(PROVIDED DATA)
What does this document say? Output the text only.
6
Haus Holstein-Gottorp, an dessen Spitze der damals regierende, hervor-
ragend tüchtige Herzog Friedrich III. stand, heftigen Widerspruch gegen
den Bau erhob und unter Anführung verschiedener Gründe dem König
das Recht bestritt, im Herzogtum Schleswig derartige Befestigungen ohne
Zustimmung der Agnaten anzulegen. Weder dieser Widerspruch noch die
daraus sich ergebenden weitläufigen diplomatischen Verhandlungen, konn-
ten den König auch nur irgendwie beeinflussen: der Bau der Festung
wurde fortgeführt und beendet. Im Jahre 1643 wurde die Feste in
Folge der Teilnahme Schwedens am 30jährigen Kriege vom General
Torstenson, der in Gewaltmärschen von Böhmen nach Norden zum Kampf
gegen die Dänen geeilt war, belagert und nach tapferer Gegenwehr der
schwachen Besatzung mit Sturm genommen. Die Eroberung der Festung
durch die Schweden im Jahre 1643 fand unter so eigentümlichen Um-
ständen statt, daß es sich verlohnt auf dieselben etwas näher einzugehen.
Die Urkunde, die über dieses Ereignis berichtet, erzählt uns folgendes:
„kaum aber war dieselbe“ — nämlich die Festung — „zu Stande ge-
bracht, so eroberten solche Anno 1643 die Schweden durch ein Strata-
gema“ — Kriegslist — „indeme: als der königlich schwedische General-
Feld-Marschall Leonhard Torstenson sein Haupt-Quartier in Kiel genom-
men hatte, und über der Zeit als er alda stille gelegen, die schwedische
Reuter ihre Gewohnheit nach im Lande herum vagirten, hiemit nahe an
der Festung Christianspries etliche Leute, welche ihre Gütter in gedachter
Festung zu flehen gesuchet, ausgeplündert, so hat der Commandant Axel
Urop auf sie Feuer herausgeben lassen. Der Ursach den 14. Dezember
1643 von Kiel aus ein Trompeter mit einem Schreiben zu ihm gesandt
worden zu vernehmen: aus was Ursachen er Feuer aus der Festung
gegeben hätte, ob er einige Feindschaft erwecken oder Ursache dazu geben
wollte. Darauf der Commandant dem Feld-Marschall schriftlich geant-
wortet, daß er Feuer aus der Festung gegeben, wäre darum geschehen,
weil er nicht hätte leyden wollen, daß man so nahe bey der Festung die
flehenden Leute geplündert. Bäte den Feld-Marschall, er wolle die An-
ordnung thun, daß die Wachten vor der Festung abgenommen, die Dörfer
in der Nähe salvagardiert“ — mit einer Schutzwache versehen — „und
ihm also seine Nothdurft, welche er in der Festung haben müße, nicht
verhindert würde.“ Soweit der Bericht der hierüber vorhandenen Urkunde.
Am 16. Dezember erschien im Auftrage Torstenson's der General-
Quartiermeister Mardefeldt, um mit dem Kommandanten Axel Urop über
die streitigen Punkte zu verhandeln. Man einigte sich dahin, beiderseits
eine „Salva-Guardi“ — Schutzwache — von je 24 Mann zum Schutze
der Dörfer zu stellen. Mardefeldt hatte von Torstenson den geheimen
(End PROVIDED DATA)
* TASK:
Please copy every line of the data that carries the string "hatte".

* COMPLETED EXERCISE:
men hatte, und über der Zeit als er alda stille gelegen, die schwedische
der Dörfer zu stellen. Mardefeldt hatte von Torstenson den geheimen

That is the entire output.